TEXT EXTRACT:
* Begin *

Peer review completion

AR: Author's response | RR: Referee report | ED: Editor decision | EF: Editorial file upload

ED: Reconsider after major revisions (further review by editor and referees) (02 Aug 2022) by Thomas Mölg

AR by Matteo Guidicelli on behalf of the Authors (11 Oct 2022) Author's response Author's tracked changes Manuscript

ED: Referee Nomination & Report Request started (19 Oct 2022) by Thomas Mölg

RR by Anonymous Referee #2 (04 Nov 2022)

RR by Fabien Maussion (09 Dec 2022)

Suggestions for revision or reasons for rejection

Dear authors,

I would like to start my review with an apology for the time it took me to write it. I am aware that endless review processes are a real strain (especially for PhD students), and some unplanned personal matters prevented me from writing sooner.

Another (less important) reason for the late review, however, is that the paper is a difficult read. I really enjoyed the study and I find that it is relevant and interesting, but as of the current version the manuscript feels like a puzzle that the readers have to solve by themselves, because a lot of relevant information is scattered across the manuscript. I also believe that the first round of reviews shaped the manuscript in a way which makes it less readable now. I think however that the manuscript can be brought in a reasonable shape with some restructuring.

I will start with the most important point: what is the purpose of the paper? The title says “Snow accumulation over glaciers … inferred from climate reanalyses and machine learning”. But, in reality, snow accumulation is never analyzed (or even plotted! I only see correction factors everywhere). What is analyzed is the capacity of a statistical model to reconstruct winter mass-balance (not snow) in space and time.

* End *

Collection entries:
* Begin *

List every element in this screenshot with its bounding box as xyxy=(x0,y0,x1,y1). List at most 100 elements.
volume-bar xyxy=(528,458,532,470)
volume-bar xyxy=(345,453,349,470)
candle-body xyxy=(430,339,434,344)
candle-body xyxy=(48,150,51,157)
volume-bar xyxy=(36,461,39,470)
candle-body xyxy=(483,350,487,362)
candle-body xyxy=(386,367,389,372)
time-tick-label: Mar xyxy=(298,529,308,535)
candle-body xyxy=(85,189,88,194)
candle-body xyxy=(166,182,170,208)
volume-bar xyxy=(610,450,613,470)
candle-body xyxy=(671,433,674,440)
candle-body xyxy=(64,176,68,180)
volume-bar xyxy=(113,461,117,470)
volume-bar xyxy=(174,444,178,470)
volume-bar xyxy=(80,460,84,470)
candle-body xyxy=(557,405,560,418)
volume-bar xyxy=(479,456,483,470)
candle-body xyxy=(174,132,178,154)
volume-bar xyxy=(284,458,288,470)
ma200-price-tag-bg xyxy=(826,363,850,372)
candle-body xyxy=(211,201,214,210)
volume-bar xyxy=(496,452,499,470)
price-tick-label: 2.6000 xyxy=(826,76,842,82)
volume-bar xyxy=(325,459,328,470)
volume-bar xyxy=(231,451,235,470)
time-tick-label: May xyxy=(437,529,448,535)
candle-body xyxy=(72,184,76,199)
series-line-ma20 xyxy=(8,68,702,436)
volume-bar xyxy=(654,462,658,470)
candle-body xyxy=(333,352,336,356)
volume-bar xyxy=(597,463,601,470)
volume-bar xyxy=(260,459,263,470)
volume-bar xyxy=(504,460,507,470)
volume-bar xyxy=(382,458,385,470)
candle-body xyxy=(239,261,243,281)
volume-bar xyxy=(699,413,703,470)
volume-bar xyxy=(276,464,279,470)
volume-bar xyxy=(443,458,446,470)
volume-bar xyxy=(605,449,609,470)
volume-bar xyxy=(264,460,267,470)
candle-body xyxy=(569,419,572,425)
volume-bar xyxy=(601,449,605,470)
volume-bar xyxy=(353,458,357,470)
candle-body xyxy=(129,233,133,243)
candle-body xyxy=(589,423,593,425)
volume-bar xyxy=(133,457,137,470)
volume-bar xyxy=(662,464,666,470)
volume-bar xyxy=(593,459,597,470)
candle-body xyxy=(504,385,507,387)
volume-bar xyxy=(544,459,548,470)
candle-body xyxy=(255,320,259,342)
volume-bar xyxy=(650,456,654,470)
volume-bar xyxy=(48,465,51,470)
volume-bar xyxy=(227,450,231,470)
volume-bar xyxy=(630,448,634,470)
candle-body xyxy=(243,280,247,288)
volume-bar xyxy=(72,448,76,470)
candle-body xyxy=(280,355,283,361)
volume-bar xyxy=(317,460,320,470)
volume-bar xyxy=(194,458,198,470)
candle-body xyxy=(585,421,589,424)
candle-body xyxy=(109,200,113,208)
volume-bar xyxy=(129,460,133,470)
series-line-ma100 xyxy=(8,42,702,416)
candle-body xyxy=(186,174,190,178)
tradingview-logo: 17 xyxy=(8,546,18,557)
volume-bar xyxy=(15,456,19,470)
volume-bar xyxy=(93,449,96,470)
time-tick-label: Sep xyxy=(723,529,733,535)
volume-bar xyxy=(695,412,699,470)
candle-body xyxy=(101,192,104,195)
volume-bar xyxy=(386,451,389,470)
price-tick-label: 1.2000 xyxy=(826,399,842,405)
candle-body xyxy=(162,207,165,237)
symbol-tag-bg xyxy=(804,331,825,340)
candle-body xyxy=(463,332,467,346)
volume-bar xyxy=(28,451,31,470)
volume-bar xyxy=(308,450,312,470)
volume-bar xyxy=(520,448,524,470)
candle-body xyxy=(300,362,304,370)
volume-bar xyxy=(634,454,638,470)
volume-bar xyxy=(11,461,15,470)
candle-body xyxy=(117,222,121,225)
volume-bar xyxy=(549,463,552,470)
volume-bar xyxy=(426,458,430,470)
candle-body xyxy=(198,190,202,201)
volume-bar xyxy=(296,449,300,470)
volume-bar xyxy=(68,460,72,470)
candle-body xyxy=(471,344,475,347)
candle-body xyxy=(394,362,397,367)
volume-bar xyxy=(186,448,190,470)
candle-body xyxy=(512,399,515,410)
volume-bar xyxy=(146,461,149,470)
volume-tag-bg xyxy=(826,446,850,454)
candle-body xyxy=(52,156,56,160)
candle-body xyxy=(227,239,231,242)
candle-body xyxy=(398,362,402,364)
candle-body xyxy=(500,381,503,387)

* End *

YOUR TASKS:
(a) Answer these questions using the peer review text:
(i) On what date did Thomas Mölg issue the decision to reconsider after major revisions?
(ii) Who submitted the author's response on behalf of the Authors?
(iii) According to the title quoted in Fabien Maussion's report, snow accumulation is inferred from what?
(b) Duplicate the records starting at their first line and ending at the line that contains "volume-bar xyxy=(36,461,39,470)", with both of those lines included.
The records are unrelated to the text.

SOLUTIONS TO THE TASKS:
(a)
(i) 02 Aug 2022
(ii) Matteo Guidicelli
(iii) Climate reanalyses and machine learning

(b)
List every element in this screenshot with its bounding box as xyxy=(x0,y0,x1,y1). List at most 100 elements.
volume-bar xyxy=(528,458,532,470)
volume-bar xyxy=(345,453,349,470)
candle-body xyxy=(430,339,434,344)
candle-body xyxy=(48,150,51,157)
volume-bar xyxy=(36,461,39,470)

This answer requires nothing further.